*TASK DIRECTIONS*.
Copy every line in which the string "image" occurs.

>>>>>

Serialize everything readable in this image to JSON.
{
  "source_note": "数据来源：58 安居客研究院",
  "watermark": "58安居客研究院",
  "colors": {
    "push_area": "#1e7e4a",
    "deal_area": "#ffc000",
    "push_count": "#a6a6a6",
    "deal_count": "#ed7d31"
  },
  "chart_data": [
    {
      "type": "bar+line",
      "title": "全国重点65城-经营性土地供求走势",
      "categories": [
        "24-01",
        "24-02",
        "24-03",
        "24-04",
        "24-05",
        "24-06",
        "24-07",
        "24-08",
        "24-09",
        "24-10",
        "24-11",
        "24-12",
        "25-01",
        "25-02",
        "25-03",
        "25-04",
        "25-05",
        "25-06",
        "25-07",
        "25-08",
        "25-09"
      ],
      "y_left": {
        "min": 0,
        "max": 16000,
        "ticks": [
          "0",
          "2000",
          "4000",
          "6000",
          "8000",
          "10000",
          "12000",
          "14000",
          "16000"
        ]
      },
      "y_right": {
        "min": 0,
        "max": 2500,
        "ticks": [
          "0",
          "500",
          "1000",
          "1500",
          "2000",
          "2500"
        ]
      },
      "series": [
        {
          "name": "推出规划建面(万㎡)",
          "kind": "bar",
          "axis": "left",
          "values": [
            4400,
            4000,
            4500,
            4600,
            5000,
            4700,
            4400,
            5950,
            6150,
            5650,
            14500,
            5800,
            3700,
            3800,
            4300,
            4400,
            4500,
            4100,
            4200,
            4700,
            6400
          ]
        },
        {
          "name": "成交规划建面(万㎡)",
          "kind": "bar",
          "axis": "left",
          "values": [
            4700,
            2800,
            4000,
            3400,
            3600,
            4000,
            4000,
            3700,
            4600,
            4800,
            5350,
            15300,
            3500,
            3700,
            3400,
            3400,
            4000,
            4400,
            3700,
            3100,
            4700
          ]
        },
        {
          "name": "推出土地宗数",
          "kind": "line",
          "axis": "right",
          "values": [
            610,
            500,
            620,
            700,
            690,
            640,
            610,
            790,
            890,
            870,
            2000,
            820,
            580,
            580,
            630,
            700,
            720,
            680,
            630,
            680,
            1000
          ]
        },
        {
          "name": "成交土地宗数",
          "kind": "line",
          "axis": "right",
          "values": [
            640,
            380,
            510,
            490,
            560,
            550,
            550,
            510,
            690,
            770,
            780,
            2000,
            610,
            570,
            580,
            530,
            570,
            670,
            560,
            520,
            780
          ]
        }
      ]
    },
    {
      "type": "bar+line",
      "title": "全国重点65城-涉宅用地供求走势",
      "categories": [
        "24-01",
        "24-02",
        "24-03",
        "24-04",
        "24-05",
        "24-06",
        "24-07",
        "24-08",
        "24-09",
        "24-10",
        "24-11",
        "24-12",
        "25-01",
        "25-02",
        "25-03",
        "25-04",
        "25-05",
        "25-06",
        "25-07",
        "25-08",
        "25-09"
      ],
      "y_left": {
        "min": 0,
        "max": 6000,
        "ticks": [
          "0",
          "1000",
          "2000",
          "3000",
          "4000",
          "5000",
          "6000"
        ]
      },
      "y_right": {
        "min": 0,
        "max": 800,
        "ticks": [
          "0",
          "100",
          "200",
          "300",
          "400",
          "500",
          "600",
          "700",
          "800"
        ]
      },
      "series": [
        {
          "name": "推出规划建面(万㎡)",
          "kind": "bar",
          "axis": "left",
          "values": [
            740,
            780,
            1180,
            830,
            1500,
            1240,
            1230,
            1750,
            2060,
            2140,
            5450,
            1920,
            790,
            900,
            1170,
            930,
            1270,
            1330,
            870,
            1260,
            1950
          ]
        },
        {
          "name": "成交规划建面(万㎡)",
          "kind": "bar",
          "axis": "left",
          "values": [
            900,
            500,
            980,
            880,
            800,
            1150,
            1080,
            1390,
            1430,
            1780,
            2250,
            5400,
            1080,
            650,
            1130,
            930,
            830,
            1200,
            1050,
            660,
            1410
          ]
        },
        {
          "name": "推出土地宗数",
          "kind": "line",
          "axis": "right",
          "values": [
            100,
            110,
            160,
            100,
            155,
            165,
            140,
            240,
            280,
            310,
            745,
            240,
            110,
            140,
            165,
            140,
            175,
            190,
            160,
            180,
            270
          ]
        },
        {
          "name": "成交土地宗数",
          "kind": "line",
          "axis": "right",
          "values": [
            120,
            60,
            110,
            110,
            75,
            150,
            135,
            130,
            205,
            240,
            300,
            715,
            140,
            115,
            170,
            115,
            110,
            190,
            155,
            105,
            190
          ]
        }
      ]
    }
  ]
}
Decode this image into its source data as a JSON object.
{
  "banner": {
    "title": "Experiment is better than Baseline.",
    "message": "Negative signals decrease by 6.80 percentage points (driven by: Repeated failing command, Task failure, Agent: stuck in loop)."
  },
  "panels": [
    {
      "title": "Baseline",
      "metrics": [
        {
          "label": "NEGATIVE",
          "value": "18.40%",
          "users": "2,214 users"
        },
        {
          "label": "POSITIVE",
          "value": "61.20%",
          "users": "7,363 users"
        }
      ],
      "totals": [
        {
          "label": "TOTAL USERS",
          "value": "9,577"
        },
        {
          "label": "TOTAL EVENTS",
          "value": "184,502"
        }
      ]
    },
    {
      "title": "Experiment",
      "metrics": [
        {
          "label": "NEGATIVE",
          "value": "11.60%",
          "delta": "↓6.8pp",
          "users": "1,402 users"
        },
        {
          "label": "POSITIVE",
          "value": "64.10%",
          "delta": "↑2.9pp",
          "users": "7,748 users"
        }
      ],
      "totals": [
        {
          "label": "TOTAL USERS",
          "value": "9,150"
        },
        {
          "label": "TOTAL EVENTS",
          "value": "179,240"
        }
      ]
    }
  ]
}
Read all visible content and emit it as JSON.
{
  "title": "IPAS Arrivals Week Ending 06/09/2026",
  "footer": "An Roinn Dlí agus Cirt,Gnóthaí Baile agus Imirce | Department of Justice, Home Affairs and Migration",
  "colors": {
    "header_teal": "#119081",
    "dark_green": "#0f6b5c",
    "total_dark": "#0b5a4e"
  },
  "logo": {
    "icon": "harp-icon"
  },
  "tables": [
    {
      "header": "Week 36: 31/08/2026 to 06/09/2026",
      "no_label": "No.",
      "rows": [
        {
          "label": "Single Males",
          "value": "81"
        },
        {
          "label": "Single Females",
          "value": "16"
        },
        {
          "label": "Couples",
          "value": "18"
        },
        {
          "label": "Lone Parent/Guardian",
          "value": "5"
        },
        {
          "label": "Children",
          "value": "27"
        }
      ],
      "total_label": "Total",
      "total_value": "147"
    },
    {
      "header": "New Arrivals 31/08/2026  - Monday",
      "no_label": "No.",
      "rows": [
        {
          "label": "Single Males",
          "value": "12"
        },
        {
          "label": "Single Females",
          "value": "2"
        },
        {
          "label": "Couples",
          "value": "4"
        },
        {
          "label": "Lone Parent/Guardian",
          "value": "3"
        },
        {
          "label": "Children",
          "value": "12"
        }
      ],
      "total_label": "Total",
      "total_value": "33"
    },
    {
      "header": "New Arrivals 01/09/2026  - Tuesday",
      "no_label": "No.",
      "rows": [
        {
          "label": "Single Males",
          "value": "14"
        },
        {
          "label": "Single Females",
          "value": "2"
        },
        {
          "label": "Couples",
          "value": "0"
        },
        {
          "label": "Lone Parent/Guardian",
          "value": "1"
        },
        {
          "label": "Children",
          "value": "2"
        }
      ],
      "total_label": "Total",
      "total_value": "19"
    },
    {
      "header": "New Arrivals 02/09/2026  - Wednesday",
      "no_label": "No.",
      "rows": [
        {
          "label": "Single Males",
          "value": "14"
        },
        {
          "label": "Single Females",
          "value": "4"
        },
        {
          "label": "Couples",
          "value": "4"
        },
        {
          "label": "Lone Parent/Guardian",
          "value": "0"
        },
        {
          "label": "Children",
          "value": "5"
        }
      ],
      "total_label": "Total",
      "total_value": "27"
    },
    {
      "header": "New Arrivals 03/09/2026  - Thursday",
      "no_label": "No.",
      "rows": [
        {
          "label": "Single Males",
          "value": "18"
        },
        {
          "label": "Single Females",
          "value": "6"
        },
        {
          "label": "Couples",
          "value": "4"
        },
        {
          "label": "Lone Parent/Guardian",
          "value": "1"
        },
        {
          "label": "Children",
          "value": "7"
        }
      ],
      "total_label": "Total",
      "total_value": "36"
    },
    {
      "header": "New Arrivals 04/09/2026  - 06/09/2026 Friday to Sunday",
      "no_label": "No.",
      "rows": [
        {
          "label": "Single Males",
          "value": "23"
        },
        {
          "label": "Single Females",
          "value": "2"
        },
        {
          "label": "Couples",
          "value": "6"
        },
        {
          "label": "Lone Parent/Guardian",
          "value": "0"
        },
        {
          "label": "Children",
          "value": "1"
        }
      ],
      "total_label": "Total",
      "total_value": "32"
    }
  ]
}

<<<<<

*RESULT FOR THIS TASK*.
Serialize everything readable in this image to JSON.
Decode this image into its source data as a JSON object.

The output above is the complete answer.